Stated exercise: Below are records; state how many of their lines hold the word "Pauline", and give only the figure.

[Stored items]
/---

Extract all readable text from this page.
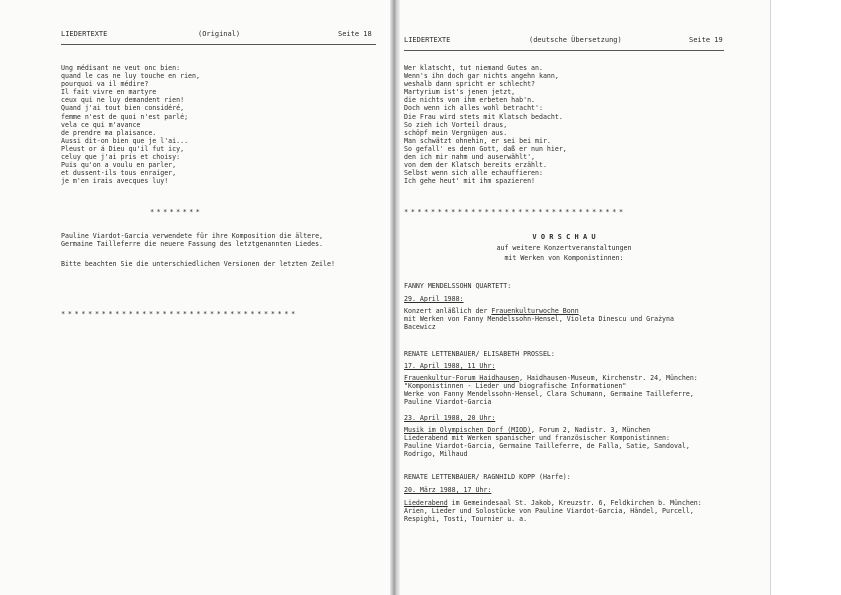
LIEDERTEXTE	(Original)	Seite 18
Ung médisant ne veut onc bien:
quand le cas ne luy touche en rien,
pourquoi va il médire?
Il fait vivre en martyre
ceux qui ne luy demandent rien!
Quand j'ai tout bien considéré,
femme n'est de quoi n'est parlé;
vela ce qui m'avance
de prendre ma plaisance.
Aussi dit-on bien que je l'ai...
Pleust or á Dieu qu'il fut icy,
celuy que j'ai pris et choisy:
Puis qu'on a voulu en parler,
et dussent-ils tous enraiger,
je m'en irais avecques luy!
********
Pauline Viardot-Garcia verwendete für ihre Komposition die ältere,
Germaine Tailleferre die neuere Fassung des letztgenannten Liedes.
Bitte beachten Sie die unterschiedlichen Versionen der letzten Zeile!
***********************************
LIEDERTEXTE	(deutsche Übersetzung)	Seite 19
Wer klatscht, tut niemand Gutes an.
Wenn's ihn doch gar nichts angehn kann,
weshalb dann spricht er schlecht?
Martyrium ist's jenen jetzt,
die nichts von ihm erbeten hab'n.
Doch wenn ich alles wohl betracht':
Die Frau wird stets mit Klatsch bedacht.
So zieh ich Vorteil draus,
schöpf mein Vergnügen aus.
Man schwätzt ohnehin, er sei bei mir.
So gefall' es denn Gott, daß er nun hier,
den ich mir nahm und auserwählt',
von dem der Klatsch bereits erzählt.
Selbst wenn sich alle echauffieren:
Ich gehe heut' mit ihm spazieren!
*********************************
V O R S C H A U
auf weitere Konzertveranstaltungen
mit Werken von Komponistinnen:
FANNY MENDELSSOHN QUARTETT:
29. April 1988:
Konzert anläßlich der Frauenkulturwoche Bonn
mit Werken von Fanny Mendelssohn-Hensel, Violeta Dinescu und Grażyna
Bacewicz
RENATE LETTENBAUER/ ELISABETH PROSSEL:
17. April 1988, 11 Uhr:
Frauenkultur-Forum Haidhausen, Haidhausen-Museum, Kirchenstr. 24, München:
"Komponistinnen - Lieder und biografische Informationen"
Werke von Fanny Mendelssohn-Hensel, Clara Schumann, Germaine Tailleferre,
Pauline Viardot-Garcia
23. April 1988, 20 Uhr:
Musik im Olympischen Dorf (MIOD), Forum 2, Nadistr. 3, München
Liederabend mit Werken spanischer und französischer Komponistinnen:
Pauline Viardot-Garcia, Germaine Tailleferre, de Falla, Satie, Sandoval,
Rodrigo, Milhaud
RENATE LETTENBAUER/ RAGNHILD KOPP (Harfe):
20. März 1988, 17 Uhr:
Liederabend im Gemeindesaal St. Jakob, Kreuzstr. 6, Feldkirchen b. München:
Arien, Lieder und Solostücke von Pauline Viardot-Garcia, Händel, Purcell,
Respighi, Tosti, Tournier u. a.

\---
/---

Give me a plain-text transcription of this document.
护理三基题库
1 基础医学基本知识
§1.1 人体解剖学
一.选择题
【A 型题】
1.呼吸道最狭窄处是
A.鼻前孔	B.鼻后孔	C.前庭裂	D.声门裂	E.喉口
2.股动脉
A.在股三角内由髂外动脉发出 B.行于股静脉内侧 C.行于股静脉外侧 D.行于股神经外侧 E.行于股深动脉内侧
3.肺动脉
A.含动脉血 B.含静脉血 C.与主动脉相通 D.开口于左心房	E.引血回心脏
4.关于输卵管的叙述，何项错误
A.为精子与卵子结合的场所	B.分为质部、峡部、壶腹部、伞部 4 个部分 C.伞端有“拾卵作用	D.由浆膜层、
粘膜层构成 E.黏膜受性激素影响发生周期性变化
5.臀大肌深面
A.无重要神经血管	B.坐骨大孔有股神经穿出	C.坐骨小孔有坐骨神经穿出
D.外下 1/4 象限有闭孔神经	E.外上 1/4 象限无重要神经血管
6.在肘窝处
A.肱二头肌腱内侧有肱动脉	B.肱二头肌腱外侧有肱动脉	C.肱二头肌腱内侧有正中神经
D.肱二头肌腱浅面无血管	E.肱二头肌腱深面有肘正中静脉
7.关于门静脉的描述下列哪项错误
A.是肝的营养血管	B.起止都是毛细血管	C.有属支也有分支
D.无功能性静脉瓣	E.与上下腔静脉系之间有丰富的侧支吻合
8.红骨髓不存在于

\---

Result: 4